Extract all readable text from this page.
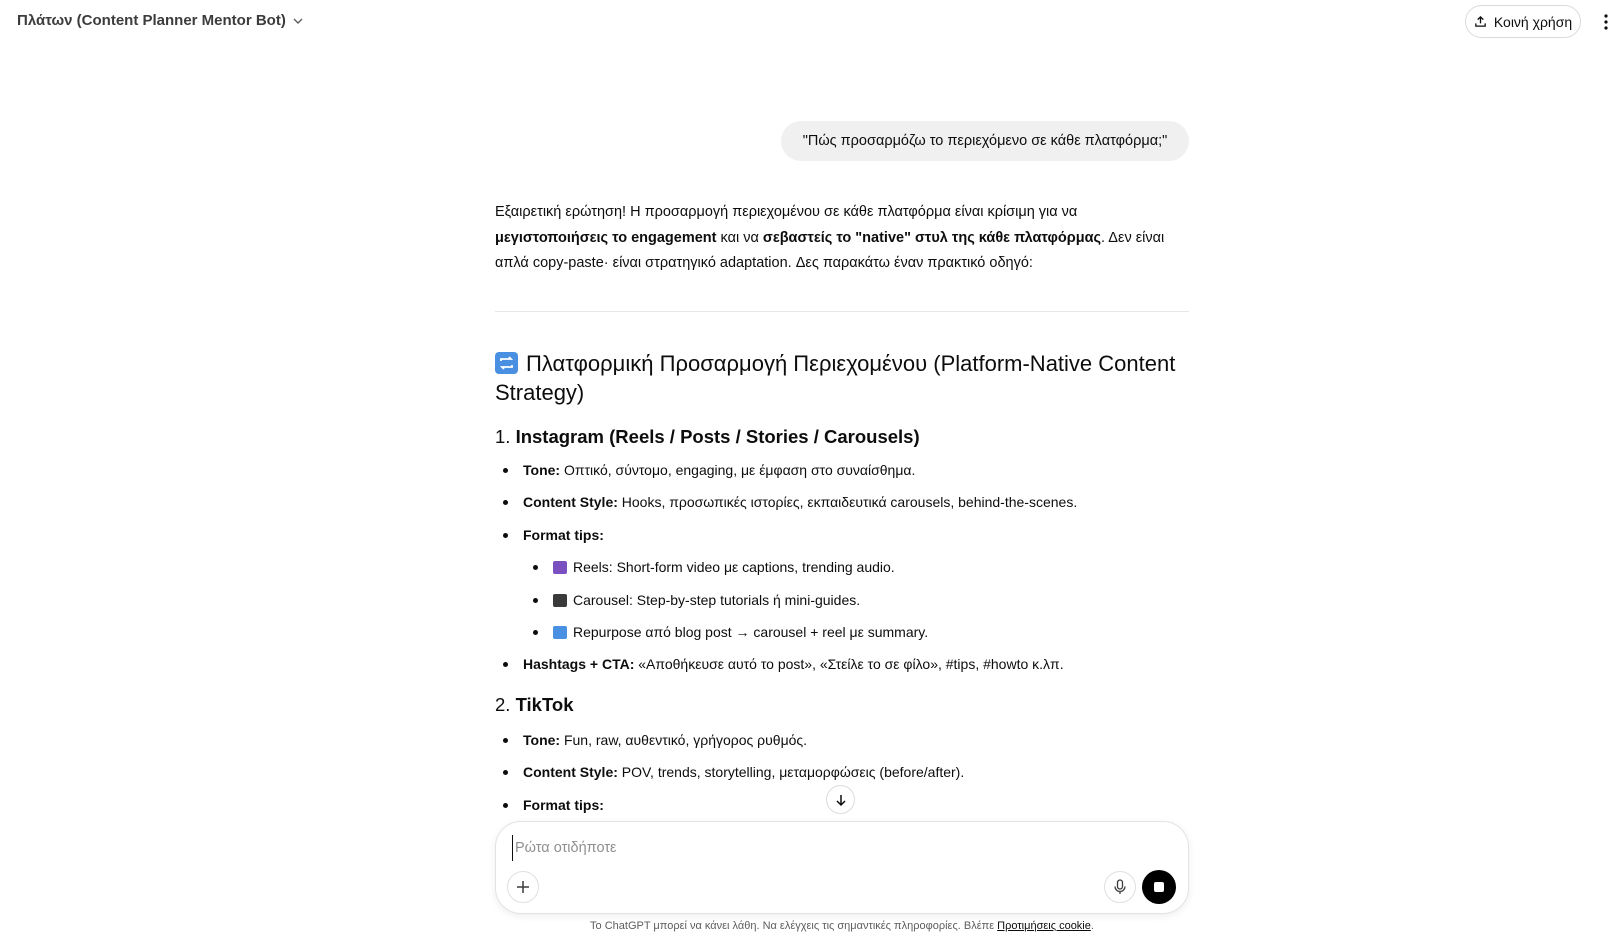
Πλάτων (Content Planner Mentor Bot)	Κοινή χρήση
"Πώς προσαρμόζω το περιεχόμενο σε κάθε πλατφόρμα;"
Εξαιρετική ερώτηση! Η προσαρμογή περιεχομένου σε κάθε πλατφόρμα είναι κρίσιμη για να μεγιστοποιήσεις το engagement και να σεβαστείς το "native" στυλ της κάθε πλατφόρμας. Δεν είναι απλά copy-paste· είναι στρατηγικό adaptation. Δες παρακάτω έναν πρακτικό οδηγό:
Πλατφορμική Προσαρμογή Περιεχομένου (Platform-Native Content Strategy)
1. Instagram (Reels / Posts / Stories / Carousels)
Tone: Οπτικό, σύντομο, engaging, με έμφαση στο συναίσθημα.
Content Style: Hooks, προσωπικές ιστορίες, εκπαιδευτικά carousels, behind-the-scenes.
Format tips:
Reels: Short-form video με captions, trending audio.
Carousel: Step-by-step tutorials ή mini-guides.
Repurpose από blog post → carousel + reel με summary.
Hashtags + CTA: «Αποθήκευσε αυτό το post», «Στείλε το σε φίλο», #tips, #howto κ.λπ.
2. TikTok
Tone: Fun, raw, αυθεντικό, γρήγορος ρυθμός.
Content Style: POV, trends, storytelling, μεταμορφώσεις (before/after).
Format tips:
Ρώτα οτιδήποτε
Το ChatGPT μπορεί να κάνει λάθη. Να ελέγχεις τις σημαντικές πληροφορίες. Βλέπε Προτιμήσεις cookie.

▶ GIVEN INSTRUCTION
Give back all entries exactly. No pictures belong in the copy.

▶ OUTPUT OF THE EXERCISE
Extract all readable text from this page.
Πλάτων (Content Planner Mentor Bot)	Κοινή χρήση
"Πώς προσαρμόζω το περιεχόμενο σε κάθε πλατφόρμα;"
Εξαιρετική ερώτηση! Η προσαρμογή περιεχομένου σε κάθε πλατφόρμα είναι κρίσιμη για να μεγιστοποιήσεις το engagement και να σεβαστείς το "native" στυλ της κάθε πλατφόρμας. Δεν είναι απλά copy-paste· είναι στρατηγικό adaptation. Δες παρακάτω έναν πρακτικό οδηγό:
Πλατφορμική Προσαρμογή Περιεχομένου (Platform-Native Content Strategy)
1. Instagram (Reels / Posts / Stories / Carousels)
Tone: Οπτικό, σύντομο, engaging, με έμφαση στο συναίσθημα.
Content Style: Hooks, προσωπικές ιστορίες, εκπαιδευτικά carousels, behind-the-scenes.
Format tips:
Reels: Short-form video με captions, trending audio.
Carousel: Step-by-step tutorials ή mini-guides.
Repurpose από blog post → carousel + reel με summary.
Hashtags + CTA: «Αποθήκευσε αυτό το post», «Στείλε το σε φίλο», #tips, #howto κ.λπ.
2. TikTok
Tone: Fun, raw, αυθεντικό, γρήγορος ρυθμός.
Content Style: POV, trends, storytelling, μεταμορφώσεις (before/after).
Format tips:
Ρώτα οτιδήποτε
Το ChatGPT μπορεί να κάνει λάθη. Να ελέγχεις τις σημαντικές πληροφορίες. Βλέπε Προτιμήσεις cookie.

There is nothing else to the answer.